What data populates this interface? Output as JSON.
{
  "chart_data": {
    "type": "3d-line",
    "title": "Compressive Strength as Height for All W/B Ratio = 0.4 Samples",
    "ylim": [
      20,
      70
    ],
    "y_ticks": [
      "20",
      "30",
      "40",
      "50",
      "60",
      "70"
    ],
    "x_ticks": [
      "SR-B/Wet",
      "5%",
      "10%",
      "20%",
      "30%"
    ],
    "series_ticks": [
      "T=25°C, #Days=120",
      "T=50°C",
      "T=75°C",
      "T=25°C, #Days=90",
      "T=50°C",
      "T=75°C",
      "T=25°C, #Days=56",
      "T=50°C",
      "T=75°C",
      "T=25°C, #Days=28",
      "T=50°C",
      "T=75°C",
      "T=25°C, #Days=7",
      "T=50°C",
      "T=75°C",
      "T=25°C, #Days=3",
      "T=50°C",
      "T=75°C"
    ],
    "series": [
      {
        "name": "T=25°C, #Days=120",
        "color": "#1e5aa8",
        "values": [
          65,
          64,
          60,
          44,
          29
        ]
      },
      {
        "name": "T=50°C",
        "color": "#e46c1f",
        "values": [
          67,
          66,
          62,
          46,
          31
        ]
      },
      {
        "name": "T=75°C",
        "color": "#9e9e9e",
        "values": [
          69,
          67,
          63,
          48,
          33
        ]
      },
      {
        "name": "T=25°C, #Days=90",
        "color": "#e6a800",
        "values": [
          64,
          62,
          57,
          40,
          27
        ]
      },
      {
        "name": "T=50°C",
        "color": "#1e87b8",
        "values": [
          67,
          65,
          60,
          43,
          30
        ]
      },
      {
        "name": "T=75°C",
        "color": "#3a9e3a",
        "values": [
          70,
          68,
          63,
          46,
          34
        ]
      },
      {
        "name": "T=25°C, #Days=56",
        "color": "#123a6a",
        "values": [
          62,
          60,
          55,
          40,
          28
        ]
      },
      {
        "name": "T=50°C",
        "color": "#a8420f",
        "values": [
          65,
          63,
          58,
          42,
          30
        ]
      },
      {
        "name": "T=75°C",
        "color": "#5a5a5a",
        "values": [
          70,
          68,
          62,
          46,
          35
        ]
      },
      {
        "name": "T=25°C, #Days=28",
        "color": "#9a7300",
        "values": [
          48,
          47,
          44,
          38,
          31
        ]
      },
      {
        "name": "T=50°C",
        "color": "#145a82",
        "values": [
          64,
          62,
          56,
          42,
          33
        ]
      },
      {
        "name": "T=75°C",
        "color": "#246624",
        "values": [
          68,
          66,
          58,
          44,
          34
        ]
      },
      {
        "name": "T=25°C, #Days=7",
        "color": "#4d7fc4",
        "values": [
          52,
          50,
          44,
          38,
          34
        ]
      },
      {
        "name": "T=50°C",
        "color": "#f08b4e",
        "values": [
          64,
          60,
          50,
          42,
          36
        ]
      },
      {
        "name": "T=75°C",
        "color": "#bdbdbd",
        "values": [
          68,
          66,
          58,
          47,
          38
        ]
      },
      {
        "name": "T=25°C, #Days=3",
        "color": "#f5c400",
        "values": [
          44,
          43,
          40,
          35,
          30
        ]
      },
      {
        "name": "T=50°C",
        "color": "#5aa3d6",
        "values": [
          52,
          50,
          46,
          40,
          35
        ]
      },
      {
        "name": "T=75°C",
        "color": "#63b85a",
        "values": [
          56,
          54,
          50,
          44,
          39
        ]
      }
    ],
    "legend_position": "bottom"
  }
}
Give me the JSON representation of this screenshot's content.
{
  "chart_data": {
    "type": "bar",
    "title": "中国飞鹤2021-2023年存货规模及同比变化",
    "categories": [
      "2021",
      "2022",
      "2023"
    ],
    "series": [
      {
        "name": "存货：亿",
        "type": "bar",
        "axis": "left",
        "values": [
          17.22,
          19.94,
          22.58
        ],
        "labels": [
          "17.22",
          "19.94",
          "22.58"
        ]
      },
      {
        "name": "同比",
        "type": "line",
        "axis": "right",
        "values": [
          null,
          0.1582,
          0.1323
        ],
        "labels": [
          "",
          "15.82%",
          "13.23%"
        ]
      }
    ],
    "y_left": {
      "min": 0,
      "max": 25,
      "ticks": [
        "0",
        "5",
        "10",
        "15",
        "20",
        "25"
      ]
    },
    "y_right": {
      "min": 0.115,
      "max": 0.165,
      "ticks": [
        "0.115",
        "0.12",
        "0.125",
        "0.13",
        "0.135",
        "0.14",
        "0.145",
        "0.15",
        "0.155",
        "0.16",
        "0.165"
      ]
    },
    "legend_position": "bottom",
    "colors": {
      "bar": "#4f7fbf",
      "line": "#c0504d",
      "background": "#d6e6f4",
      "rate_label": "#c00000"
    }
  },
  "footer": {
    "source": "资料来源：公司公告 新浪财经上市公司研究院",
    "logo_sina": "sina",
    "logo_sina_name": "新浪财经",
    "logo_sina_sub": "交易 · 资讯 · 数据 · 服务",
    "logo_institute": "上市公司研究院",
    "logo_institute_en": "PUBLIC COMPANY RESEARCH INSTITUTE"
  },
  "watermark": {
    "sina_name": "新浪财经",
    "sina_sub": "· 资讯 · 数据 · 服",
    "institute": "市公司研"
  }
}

§ EXERCISE DESCRIPTION: Return each line of the data exactly as written above.

§ REPLY TO THE TASK:
What data populates this interface? Output as JSON.
{
  "chart_data": {
    "type": "3d-line",
    "title": "Compressive Strength as Height for All W/B Ratio = 0.4 Samples",
    "ylim": [
      20,
      70
    ],
    "y_ticks": [
      "20",
      "30",
      "40",
      "50",
      "60",
      "70"
    ],
    "x_ticks": [
      "SR-B/Wet",
      "5%",
      "10%",
      "20%",
      "30%"
    ],
    "series_ticks": [
      "T=25°C, #Days=120",
      "T=50°C",
      "T=75°C",
      "T=25°C, #Days=90",
      "T=50°C",
      "T=75°C",
      "T=25°C, #Days=56",
      "T=50°C",
      "T=75°C",
      "T=25°C, #Days=28",
      "T=50°C",
      "T=75°C",
      "T=25°C, #Days=7",
      "T=50°C",
      "T=75°C",
      "T=25°C, #Days=3",
      "T=50°C",
      "T=75°C"
    ],
    "series": [
      {
        "name": "T=25°C, #Days=120",
        "color": "#1e5aa8",
        "values": [
          65,
          64,
          60,
          44,
          29
        ]
      },
      {
        "name": "T=50°C",
        "color": "#e46c1f",
        "values": [
          67,
          66,
          62,
          46,
          31
        ]
      },
      {
        "name": "T=75°C",
        "color": "#9e9e9e",
        "values": [
          69,
          67,
          63,
          48,
          33
        ]
      },
      {
        "name": "T=25°C, #Days=90",
        "color": "#e6a800",
        "values": [
          64,
          62,
          57,
          40,
          27
        ]
      },
      {
        "name": "T=50°C",
        "color": "#1e87b8",
        "values": [
          67,
          65,
          60,
          43,
          30
        ]
      },
      {
        "name": "T=75°C",
        "color": "#3a9e3a",
        "values": [
          70,
          68,
          63,
          46,
          34
        ]
      },
      {
        "name": "T=25°C, #Days=56",
        "color": "#123a6a",
        "values": [
          62,
          60,
          55,
          40,
          28
        ]
      },
      {
        "name": "T=50°C",
        "color": "#a8420f",
        "values": [
          65,
          63,
          58,
          42,
          30
        ]
      },
      {
        "name": "T=75°C",
        "color": "#5a5a5a",
        "values": [
          70,
          68,
          62,
          46,
          35
        ]
      },
      {
        "name": "T=25°C, #Days=28",
        "color": "#9a7300",
        "values": [
          48,
          47,
          44,
          38,
          31
        ]
      },
      {
        "name": "T=50°C",
        "color": "#145a82",
        "values": [
          64,
          62,
          56,
          42,
          33
        ]
      },
      {
        "name": "T=75°C",
        "color": "#246624",
        "values": [
          68,
          66,
          58,
          44,
          34
        ]
      },
      {
        "name": "T=25°C, #Days=7",
        "color": "#4d7fc4",
        "values": [
          52,
          50,
          44,
          38,
          34
        ]
      },
      {
        "name": "T=50°C",
        "color": "#f08b4e",
        "values": [
          64,
          60,
          50,
          42,
          36
        ]
      },
      {
        "name": "T=75°C",
        "color": "#bdbdbd",
        "values": [
          68,
          66,
          58,
          47,
          38
        ]
      },
      {
        "name": "T=25°C, #Days=3",
        "color": "#f5c400",
        "values": [
          44,
          43,
          40,
          35,
          30
        ]
      },
      {
        "name": "T=50°C",
        "color": "#5aa3d6",
        "values": [
          52,
          50,
          46,
          40,
          35
        ]
      },
      {
        "name": "T=75°C",
        "color": "#63b85a",
        "values": [
          56,
          54,
          50,
          44,
          39
        ]
      }
    ],
    "legend_position": "bottom"
  }
}
Give me the JSON representation of this screenshot's content.
{
  "chart_data": {
    "type": "bar",
    "title": "中国飞鹤2021-2023年存货规模及同比变化",
    "categories": [
      "2021",
      "2022",
      "2023"
    ],
    "series": [
      {
        "name": "存货：亿",
        "type": "bar",
        "axis": "left",
        "values": [
          17.22,
          19.94,
          22.58
        ],
        "labels": [
          "17.22",
          "19.94",
          "22.58"
        ]
      },
      {
        "name": "同比",
        "type": "line",
        "axis": "right",
        "values": [
          null,
          0.1582,
          0.1323
        ],
        "labels": [
          "",
          "15.82%",
          "13.23%"
        ]
      }
    ],
    "y_left": {
      "min": 0,
      "max": 25,
      "ticks": [
        "0",
        "5",
        "10",
        "15",
        "20",
        "25"
      ]
    },
    "y_right": {
      "min": 0.115,
      "max": 0.165,
      "ticks": [
        "0.115",
        "0.12",
        "0.125",
        "0.13",
        "0.135",
        "0.14",
        "0.145",
        "0.15",
        "0.155",
        "0.16",
        "0.165"
      ]
    },
    "legend_position": "bottom",
    "colors": {
      "bar": "#4f7fbf",
      "line": "#c0504d",
      "background": "#d6e6f4",
      "rate_label": "#c00000"
    }
  },
  "footer": {
    "source": "资料来源：公司公告 新浪财经上市公司研究院",
    "logo_sina": "sina",
    "logo_sina_name": "新浪财经",
    "logo_sina_sub": "交易 · 资讯 · 数据 · 服务",
    "logo_institute": "上市公司研究院",
    "logo_institute_en": "PUBLIC COMPANY RESEARCH INSTITUTE"
  },
  "watermark": {
    "sina_name": "新浪财经",
    "sina_sub": "· 资讯 · 数据 · 服",
    "institute": "市公司研"
  }
}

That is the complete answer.